= PROBLEM DETAILS =
Output all of the entries below precisely as written.

= MATERIAL SHOWN =
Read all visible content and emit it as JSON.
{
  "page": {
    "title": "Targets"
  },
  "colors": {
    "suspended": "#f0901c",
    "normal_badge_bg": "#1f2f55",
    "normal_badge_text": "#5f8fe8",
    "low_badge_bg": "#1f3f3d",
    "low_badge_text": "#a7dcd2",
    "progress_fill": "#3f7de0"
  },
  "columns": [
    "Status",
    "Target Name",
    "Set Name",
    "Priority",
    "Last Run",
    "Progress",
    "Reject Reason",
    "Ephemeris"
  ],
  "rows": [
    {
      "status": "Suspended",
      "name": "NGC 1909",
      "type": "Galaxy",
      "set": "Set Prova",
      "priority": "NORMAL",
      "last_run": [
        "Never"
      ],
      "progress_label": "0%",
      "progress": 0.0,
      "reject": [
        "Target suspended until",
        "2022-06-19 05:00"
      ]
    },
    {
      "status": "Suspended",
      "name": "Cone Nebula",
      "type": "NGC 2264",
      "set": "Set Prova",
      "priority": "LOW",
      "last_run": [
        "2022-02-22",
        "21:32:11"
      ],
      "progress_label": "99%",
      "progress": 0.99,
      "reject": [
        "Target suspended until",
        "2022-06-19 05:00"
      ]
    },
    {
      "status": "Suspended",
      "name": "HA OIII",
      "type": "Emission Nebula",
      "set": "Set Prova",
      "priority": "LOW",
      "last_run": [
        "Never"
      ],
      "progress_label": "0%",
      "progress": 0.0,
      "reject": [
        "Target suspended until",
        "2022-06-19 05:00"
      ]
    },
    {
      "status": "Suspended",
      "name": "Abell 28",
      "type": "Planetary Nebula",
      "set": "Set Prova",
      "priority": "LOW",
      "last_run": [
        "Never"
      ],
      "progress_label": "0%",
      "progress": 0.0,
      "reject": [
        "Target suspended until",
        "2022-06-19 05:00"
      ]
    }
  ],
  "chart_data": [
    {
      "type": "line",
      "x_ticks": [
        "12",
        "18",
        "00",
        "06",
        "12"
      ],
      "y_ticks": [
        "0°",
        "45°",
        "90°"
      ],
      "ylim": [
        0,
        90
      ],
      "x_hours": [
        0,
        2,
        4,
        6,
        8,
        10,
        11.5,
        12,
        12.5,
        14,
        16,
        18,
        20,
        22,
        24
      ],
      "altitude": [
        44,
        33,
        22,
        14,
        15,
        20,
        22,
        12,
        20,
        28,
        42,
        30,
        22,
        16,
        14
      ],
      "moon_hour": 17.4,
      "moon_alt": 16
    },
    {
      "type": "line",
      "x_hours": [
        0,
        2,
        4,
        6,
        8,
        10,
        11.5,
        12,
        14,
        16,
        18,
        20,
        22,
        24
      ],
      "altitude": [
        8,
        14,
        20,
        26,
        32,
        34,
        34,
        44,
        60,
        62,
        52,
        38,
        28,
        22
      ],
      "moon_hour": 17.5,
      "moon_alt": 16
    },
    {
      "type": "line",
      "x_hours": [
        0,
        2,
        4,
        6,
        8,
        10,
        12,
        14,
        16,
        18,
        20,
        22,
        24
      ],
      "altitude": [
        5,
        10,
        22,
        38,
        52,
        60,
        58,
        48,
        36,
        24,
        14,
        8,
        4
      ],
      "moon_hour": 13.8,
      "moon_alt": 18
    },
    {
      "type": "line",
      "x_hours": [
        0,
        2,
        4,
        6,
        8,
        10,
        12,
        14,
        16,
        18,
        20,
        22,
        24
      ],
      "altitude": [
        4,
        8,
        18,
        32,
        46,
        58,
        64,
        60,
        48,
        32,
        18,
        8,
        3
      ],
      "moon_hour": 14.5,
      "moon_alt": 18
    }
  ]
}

= RESPONSE TO THIS EXERCISE =
Read all visible content and emit it as JSON.
{
  "page": {
    "title": "Targets"
  },
  "colors": {
    "suspended": "#f0901c",
    "normal_badge_bg": "#1f2f55",
    "normal_badge_text": "#5f8fe8",
    "low_badge_bg": "#1f3f3d",
    "low_badge_text": "#a7dcd2",
    "progress_fill": "#3f7de0"
  },
  "columns": [
    "Status",
    "Target Name",
    "Set Name",
    "Priority",
    "Last Run",
    "Progress",
    "Reject Reason",
    "Ephemeris"
  ],
  "rows": [
    {
      "status": "Suspended",
      "name": "NGC 1909",
      "type": "Galaxy",
      "set": "Set Prova",
      "priority": "NORMAL",
      "last_run": [
        "Never"
      ],
      "progress_label": "0%",
      "progress": 0.0,
      "reject": [
        "Target suspended until",
        "2022-06-19 05:00"
      ]
    },
    {
      "status": "Suspended",
      "name": "Cone Nebula",
      "type": "NGC 2264",
      "set": "Set Prova",
      "priority": "LOW",
      "last_run": [
        "2022-02-22",
        "21:32:11"
      ],
      "progress_label": "99%",
      "progress": 0.99,
      "reject": [
        "Target suspended until",
        "2022-06-19 05:00"
      ]
    },
    {
      "status": "Suspended",
      "name": "HA OIII",
      "type": "Emission Nebula",
      "set": "Set Prova",
      "priority": "LOW",
      "last_run": [
        "Never"
      ],
      "progress_label": "0%",
      "progress": 0.0,
      "reject": [
        "Target suspended until",
        "2022-06-19 05:00"
      ]
    },
    {
      "status": "Suspended",
      "name": "Abell 28",
      "type": "Planetary Nebula",
      "set": "Set Prova",
      "priority": "LOW",
      "last_run": [
        "Never"
      ],
      "progress_label": "0%",
      "progress": 0.0,
      "reject": [
        "Target suspended until",
        "2022-06-19 05:00"
      ]
    }
  ],
  "chart_data": [
    {
      "type": "line",
      "x_ticks": [
        "12",
        "18",
        "00",
        "06",
        "12"
      ],
      "y_ticks": [
        "0°",
        "45°",
        "90°"
      ],
      "ylim": [
        0,
        90
      ],
      "x_hours": [
        0,
        2,
        4,
        6,
        8,
        10,
        11.5,
        12,
        12.5,
        14,
        16,
        18,
        20,
        22,
        24
      ],
      "altitude": [
        44,
        33,
        22,
        14,
        15,
        20,
        22,
        12,
        20,
        28,
        42,
        30,
        22,
        16,
        14
      ],
      "moon_hour": 17.4,
      "moon_alt": 16
    },
    {
      "type": "line",
      "x_hours": [
        0,
        2,
        4,
        6,
        8,
        10,
        11.5,
        12,
        14,
        16,
        18,
        20,
        22,
        24
      ],
      "altitude": [
        8,
        14,
        20,
        26,
        32,
        34,
        34,
        44,
        60,
        62,
        52,
        38,
        28,
        22
      ],
      "moon_hour": 17.5,
      "moon_alt": 16
    },
    {
      "type": "line",
      "x_hours": [
        0,
        2,
        4,
        6,
        8,
        10,
        12,
        14,
        16,
        18,
        20,
        22,
        24
      ],
      "altitude": [
        5,
        10,
        22,
        38,
        52,
        60,
        58,
        48,
        36,
        24,
        14,
        8,
        4
      ],
      "moon_hour": 13.8,
      "moon_alt": 18
    },
    {
      "type": "line",
      "x_hours": [
        0,
        2,
        4,
        6,
        8,
        10,
        12,
        14,
        16,
        18,
        20,
        22,
        24
      ],
      "altitude": [
        4,
        8,
        18,
        32,
        46,
        58,
        64,
        60,
        48,
        32,
        18,
        8,
        3
      ],
      "moon_hour": 14.5,
      "moon_alt": 18
    }
  ]
}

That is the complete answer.